◆ Problem statement ◆
Write every record out again exactly as given.

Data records
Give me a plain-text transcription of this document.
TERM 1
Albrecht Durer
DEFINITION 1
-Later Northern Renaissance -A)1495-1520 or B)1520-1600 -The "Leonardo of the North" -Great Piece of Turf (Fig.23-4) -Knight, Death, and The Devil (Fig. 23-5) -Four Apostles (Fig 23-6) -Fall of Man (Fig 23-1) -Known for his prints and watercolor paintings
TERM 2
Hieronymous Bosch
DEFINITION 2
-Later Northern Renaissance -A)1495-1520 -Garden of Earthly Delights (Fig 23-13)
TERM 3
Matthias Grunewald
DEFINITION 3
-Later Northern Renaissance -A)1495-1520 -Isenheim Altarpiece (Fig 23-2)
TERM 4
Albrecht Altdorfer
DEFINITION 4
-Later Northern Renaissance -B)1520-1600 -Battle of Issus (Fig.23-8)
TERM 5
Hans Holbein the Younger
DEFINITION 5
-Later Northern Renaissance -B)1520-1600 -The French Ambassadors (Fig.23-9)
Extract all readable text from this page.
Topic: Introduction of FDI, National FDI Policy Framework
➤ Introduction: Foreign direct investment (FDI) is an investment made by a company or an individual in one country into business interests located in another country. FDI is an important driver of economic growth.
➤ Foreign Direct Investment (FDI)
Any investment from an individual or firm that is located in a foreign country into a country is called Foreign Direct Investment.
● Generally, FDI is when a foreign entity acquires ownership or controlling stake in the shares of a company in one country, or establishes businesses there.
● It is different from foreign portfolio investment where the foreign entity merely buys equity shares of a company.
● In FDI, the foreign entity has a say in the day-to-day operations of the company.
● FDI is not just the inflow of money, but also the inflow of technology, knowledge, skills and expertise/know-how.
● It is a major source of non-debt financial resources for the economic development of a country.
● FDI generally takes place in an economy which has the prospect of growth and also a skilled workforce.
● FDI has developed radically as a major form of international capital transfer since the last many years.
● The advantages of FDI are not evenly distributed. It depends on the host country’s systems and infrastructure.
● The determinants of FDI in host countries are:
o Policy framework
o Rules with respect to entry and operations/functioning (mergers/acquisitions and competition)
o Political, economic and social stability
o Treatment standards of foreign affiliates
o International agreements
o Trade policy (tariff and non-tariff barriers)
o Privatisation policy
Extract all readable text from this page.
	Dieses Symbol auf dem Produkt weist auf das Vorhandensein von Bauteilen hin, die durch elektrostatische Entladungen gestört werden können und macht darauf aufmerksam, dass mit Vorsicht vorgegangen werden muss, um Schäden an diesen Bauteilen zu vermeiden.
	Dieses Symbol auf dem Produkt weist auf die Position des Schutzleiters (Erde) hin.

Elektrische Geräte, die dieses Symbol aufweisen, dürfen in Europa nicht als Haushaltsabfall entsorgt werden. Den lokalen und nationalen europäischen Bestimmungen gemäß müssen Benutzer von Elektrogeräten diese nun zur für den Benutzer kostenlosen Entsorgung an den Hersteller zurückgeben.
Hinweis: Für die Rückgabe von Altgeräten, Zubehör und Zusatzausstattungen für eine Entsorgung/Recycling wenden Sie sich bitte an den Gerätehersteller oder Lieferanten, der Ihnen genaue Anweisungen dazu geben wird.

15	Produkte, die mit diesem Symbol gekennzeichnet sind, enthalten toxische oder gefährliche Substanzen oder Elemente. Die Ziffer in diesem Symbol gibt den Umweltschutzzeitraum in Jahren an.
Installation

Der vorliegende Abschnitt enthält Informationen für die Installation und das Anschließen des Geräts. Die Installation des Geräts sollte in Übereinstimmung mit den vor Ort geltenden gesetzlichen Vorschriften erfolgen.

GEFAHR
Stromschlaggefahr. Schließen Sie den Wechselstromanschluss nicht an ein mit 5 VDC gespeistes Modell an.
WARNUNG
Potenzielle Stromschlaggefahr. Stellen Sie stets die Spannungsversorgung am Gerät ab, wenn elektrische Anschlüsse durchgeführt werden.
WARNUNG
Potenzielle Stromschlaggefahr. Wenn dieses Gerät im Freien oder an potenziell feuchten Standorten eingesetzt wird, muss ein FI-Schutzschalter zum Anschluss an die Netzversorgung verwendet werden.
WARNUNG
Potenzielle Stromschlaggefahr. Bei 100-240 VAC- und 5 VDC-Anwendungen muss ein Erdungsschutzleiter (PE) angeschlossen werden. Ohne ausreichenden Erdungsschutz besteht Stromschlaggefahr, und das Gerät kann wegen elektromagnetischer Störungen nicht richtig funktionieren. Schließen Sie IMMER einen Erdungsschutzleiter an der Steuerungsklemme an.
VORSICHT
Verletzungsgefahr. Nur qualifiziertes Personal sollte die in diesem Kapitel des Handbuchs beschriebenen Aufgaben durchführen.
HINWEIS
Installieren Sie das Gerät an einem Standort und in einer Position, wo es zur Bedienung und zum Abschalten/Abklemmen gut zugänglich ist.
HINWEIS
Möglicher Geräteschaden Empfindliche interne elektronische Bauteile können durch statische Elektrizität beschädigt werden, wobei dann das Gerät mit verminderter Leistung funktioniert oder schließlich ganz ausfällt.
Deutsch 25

◆ Result ◆
Give me a plain-text transcription of this document.
TERM 1
Albrecht Durer
DEFINITION 1
-Later Northern Renaissance -A)1495-1520 or B)1520-1600 -The "Leonardo of the North" -Great Piece of Turf (Fig.23-4) -Knight, Death, and The Devil (Fig. 23-5) -Four Apostles (Fig 23-6) -Fall of Man (Fig 23-1) -Known for his prints and watercolor paintings
TERM 2
Hieronymous Bosch
DEFINITION 2
-Later Northern Renaissance -A)1495-1520 -Garden of Earthly Delights (Fig 23-13)
TERM 3
Matthias Grunewald
DEFINITION 3
-Later Northern Renaissance -A)1495-1520 -Isenheim Altarpiece (Fig 23-2)
TERM 4
Albrecht Altdorfer
DEFINITION 4
-Later Northern Renaissance -B)1520-1600 -Battle of Issus (Fig.23-8)
TERM 5
Hans Holbein the Younger
DEFINITION 5
-Later Northern Renaissance -B)1520-1600 -The French Ambassadors (Fig.23-9)
Extract all readable text from this page.
Topic: Introduction of FDI, National FDI Policy Framework
➤ Introduction: Foreign direct investment (FDI) is an investment made by a company or an individual in one country into business interests located in another country. FDI is an important driver of economic growth.
➤ Foreign Direct Investment (FDI)
Any investment from an individual or firm that is located in a foreign country into a country is called Foreign Direct Investment.
● Generally, FDI is when a foreign entity acquires ownership or controlling stake in the shares of a company in one country, or establishes businesses there.
● It is different from foreign portfolio investment where the foreign entity merely buys equity shares of a company.
● In FDI, the foreign entity has a say in the day-to-day operations of the company.
● FDI is not just the inflow of money, but also the inflow of technology, knowledge, skills and expertise/know-how.
● It is a major source of non-debt financial resources for the economic development of a country.
● FDI generally takes place in an economy which has the prospect of growth and also a skilled workforce.
● FDI has developed radically as a major form of international capital transfer since the last many years.
● The advantages of FDI are not evenly distributed. It depends on the host country’s systems and infrastructure.
● The determinants of FDI in host countries are:
o Policy framework
o Rules with respect to entry and operations/functioning (mergers/acquisitions and competition)
o Political, economic and social stability
o Treatment standards of foreign affiliates
o International agreements
o Trade policy (tariff and non-tariff barriers)
o Privatisation policy
Extract all readable text from this page.
	Dieses Symbol auf dem Produkt weist auf das Vorhandensein von Bauteilen hin, die durch elektrostatische Entladungen gestört werden können und macht darauf aufmerksam, dass mit Vorsicht vorgegangen werden muss, um Schäden an diesen Bauteilen zu vermeiden.
	Dieses Symbol auf dem Produkt weist auf die Position des Schutzleiters (Erde) hin.

Elektrische Geräte, die dieses Symbol aufweisen, dürfen in Europa nicht als Haushaltsabfall entsorgt werden. Den lokalen und nationalen europäischen Bestimmungen gemäß müssen Benutzer von Elektrogeräten diese nun zur für den Benutzer kostenlosen Entsorgung an den Hersteller zurückgeben.
Hinweis: Für die Rückgabe von Altgeräten, Zubehör und Zusatzausstattungen für eine Entsorgung/Recycling wenden Sie sich bitte an den Gerätehersteller oder Lieferanten, der Ihnen genaue Anweisungen dazu geben wird.

15	Produkte, die mit diesem Symbol gekennzeichnet sind, enthalten toxische oder gefährliche Substanzen oder Elemente. Die Ziffer in diesem Symbol gibt den Umweltschutzzeitraum in Jahren an.
Installation

Der vorliegende Abschnitt enthält Informationen für die Installation und das Anschließen des Geräts. Die Installation des Geräts sollte in Übereinstimmung mit den vor Ort geltenden gesetzlichen Vorschriften erfolgen.

GEFAHR
Stromschlaggefahr. Schließen Sie den Wechselstromanschluss nicht an ein mit 5 VDC gespeistes Modell an.
WARNUNG
Potenzielle Stromschlaggefahr. Stellen Sie stets die Spannungsversorgung am Gerät ab, wenn elektrische Anschlüsse durchgeführt werden.
WARNUNG
Potenzielle Stromschlaggefahr. Wenn dieses Gerät im Freien oder an potenziell feuchten Standorten eingesetzt wird, muss ein FI-Schutzschalter zum Anschluss an die Netzversorgung verwendet werden.
WARNUNG
Potenzielle Stromschlaggefahr. Bei 100-240 VAC- und 5 VDC-Anwendungen muss ein Erdungsschutzleiter (PE) angeschlossen werden. Ohne ausreichenden Erdungsschutz besteht Stromschlaggefahr, und das Gerät kann wegen elektromagnetischer Störungen nicht richtig funktionieren. Schließen Sie IMMER einen Erdungsschutzleiter an der Steuerungsklemme an.
VORSICHT
Verletzungsgefahr. Nur qualifiziertes Personal sollte die in diesem Kapitel des Handbuchs beschriebenen Aufgaben durchführen.
HINWEIS
Installieren Sie das Gerät an einem Standort und in einer Position, wo es zur Bedienung und zum Abschalten/Abklemmen gut zugänglich ist.
HINWEIS
Möglicher Geräteschaden Empfindliche interne elektronische Bauteile können durch statische Elektrizität beschädigt werden, wobei dann das Gerät mit verminderter Leistung funktioniert oder schließlich ganz ausfällt.
Deutsch 25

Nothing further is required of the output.